═════ INFORMATION PROVIDED ═════

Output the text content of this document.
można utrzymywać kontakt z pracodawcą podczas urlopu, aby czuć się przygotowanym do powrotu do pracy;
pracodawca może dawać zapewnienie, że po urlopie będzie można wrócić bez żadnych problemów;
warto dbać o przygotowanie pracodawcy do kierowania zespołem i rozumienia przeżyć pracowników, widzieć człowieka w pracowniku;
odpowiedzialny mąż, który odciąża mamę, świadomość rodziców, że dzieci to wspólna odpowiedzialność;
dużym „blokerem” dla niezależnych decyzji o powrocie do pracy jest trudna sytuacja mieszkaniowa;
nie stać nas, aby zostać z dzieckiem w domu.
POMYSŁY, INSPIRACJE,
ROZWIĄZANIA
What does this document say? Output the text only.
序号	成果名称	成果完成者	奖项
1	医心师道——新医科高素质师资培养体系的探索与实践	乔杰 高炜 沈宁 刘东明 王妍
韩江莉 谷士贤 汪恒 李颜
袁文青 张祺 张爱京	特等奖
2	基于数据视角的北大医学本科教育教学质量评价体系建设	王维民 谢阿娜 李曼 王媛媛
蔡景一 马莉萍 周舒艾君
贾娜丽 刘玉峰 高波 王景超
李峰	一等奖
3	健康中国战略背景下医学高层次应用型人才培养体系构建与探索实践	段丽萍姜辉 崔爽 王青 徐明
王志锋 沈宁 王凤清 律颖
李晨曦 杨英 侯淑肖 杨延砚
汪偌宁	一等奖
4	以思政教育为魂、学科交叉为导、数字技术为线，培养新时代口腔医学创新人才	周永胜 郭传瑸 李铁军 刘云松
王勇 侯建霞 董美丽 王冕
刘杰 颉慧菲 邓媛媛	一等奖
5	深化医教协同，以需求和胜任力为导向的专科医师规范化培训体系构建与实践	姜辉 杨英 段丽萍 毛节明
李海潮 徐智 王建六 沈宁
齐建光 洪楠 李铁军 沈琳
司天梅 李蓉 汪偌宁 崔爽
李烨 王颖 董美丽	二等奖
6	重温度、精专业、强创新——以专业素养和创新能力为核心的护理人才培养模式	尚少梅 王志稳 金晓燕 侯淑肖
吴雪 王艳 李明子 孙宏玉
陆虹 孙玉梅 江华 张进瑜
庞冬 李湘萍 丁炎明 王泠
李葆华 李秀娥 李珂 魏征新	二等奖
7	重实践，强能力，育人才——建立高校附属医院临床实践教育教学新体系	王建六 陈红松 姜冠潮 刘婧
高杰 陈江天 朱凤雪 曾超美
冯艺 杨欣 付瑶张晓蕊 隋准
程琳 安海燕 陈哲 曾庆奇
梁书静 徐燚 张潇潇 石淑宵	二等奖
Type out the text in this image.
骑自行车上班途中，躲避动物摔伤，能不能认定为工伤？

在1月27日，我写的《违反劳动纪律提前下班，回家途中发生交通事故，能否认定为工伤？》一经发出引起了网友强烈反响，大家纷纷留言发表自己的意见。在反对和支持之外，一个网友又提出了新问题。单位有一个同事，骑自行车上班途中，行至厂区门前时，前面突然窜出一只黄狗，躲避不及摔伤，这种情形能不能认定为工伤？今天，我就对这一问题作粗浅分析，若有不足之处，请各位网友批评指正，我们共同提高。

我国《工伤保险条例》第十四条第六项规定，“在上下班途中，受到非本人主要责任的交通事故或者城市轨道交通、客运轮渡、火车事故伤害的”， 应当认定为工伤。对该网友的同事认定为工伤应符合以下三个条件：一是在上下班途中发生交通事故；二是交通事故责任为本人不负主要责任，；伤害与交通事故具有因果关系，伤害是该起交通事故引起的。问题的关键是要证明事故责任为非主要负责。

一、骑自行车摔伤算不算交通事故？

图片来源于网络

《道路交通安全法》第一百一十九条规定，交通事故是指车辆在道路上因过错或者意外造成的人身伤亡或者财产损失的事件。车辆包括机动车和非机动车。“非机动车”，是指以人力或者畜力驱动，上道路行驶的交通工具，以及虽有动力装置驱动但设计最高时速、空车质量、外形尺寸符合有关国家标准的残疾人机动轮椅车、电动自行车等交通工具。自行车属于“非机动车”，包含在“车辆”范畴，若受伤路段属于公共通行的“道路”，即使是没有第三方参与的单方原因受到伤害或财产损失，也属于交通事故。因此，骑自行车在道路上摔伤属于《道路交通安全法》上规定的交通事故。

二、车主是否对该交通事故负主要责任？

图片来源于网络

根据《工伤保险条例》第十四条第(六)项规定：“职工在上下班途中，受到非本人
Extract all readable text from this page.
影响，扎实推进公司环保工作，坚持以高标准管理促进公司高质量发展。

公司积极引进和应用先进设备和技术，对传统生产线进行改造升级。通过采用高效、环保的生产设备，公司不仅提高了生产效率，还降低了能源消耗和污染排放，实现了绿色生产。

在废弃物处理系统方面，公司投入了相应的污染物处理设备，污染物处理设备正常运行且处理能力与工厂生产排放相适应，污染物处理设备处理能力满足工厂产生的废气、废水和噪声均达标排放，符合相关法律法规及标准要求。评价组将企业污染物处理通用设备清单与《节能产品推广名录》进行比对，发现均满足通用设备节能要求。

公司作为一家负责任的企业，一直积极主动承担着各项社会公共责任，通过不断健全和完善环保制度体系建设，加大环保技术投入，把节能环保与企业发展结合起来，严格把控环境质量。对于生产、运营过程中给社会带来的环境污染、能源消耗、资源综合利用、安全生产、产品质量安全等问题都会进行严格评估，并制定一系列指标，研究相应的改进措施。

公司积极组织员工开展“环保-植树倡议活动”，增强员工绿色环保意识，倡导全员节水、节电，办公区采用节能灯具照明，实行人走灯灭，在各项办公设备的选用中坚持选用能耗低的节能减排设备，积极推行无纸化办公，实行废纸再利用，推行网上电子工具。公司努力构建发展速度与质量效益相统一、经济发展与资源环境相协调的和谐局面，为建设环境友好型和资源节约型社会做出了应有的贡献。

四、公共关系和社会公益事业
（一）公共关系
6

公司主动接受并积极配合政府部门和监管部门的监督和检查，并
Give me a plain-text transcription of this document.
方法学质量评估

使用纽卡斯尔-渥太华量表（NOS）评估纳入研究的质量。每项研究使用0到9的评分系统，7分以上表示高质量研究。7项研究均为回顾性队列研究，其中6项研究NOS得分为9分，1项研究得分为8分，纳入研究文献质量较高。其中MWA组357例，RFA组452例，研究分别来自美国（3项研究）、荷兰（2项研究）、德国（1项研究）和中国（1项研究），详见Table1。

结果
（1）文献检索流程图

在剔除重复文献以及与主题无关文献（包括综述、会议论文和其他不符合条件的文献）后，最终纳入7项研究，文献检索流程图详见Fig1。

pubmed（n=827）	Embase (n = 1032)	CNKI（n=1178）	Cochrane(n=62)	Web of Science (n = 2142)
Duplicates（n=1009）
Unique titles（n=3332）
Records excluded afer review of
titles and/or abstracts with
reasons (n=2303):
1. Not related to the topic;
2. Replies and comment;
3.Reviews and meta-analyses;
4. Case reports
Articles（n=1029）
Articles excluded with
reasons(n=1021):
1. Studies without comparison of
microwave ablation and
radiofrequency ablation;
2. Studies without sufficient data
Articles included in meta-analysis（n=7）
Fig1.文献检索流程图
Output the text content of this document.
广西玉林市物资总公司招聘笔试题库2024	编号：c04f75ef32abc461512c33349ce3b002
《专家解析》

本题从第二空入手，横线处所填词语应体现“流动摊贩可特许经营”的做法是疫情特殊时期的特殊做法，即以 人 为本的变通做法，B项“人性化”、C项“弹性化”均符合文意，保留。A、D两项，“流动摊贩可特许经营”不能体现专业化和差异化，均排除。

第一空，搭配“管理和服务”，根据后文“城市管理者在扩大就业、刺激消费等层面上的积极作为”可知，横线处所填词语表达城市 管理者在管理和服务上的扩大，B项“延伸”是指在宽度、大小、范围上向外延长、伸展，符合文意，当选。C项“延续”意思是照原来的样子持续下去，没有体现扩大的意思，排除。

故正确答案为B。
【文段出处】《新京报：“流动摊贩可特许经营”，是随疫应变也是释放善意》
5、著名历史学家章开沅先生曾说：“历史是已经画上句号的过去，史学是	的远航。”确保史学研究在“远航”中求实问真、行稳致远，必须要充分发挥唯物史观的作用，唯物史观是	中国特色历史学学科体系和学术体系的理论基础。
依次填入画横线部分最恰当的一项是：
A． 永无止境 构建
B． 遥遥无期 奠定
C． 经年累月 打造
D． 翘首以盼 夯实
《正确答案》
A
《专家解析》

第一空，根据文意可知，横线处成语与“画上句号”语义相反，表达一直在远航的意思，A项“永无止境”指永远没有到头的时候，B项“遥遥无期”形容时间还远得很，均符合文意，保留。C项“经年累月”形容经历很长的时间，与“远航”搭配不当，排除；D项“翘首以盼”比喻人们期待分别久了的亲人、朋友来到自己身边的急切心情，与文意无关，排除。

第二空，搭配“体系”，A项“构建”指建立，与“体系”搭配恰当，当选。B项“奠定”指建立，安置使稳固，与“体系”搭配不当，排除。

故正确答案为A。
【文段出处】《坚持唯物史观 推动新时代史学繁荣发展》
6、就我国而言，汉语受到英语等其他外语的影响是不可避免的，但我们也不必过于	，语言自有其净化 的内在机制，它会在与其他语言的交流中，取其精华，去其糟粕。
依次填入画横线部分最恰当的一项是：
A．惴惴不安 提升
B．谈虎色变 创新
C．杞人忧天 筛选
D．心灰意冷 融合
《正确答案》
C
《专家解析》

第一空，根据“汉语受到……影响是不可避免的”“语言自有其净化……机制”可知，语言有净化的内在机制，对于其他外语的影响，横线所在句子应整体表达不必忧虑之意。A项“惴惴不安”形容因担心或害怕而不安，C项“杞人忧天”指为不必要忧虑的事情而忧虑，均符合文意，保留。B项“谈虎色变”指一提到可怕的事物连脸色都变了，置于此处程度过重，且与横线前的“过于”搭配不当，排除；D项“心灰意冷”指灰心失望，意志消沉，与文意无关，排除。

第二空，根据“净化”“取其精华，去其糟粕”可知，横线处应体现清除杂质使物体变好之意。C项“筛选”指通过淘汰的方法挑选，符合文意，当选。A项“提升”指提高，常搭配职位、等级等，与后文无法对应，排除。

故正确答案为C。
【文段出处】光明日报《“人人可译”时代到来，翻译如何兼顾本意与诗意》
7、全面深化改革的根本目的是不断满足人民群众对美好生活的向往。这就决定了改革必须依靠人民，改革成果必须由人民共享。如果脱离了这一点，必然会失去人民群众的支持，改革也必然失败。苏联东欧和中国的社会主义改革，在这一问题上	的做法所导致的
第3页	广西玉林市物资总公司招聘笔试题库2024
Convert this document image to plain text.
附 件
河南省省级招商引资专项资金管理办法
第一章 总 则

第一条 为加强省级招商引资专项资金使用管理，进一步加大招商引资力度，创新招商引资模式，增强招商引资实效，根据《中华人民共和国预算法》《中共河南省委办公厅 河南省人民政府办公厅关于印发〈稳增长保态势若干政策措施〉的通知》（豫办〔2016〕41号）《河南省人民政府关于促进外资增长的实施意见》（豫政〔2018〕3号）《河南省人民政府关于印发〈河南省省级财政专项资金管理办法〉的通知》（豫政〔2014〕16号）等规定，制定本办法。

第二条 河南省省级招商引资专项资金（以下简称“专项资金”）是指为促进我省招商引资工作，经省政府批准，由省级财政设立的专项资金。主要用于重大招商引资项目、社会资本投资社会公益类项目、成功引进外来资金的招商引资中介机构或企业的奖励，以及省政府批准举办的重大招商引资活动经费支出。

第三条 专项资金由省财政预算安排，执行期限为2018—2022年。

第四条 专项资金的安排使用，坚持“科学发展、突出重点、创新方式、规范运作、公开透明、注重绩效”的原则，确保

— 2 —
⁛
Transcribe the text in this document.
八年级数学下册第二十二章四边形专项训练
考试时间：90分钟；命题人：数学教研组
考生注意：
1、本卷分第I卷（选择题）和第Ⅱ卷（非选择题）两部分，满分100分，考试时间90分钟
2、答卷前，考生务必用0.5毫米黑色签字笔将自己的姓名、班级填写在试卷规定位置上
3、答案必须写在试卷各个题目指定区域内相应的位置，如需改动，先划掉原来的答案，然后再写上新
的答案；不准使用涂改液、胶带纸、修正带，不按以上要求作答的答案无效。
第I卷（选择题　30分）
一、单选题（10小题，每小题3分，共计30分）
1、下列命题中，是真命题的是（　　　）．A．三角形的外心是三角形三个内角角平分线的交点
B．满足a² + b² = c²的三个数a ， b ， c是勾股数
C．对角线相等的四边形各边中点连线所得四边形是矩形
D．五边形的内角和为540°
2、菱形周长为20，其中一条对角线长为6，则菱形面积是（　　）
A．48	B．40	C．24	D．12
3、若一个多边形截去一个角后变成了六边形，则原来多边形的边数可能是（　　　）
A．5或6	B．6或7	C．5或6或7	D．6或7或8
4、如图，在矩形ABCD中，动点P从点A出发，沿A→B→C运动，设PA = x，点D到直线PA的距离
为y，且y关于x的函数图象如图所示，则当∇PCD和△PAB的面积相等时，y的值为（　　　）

═════

| WHAT THE TASK ASKS |
Select all lines in the listing above where the word "惴惴不安" appears, and show them.

| SOLUTION TO THIS EXERCISE |
A．惴惴不安 提升
第一空，根据“汉语受到……影响是不可避免的”“语言自有其净化……机制”可知，语言有净化的内在机制，对于其他外语的影响，横线所在句子应整体表达不必忧虑之意。A项“惴惴不安”形容因担心或害怕而不安，C项“杞人忧天”指为不必要忧虑的事情而忧虑，均符合文意，保留。B项“谈虎色变”指一提到可怕的事物连脸色都变了，置于此处程度过重，且与横线前的“过于”搭配不当，排除；D项“心灰意冷”指灰心失望，意志消沉，与文意无关，排除。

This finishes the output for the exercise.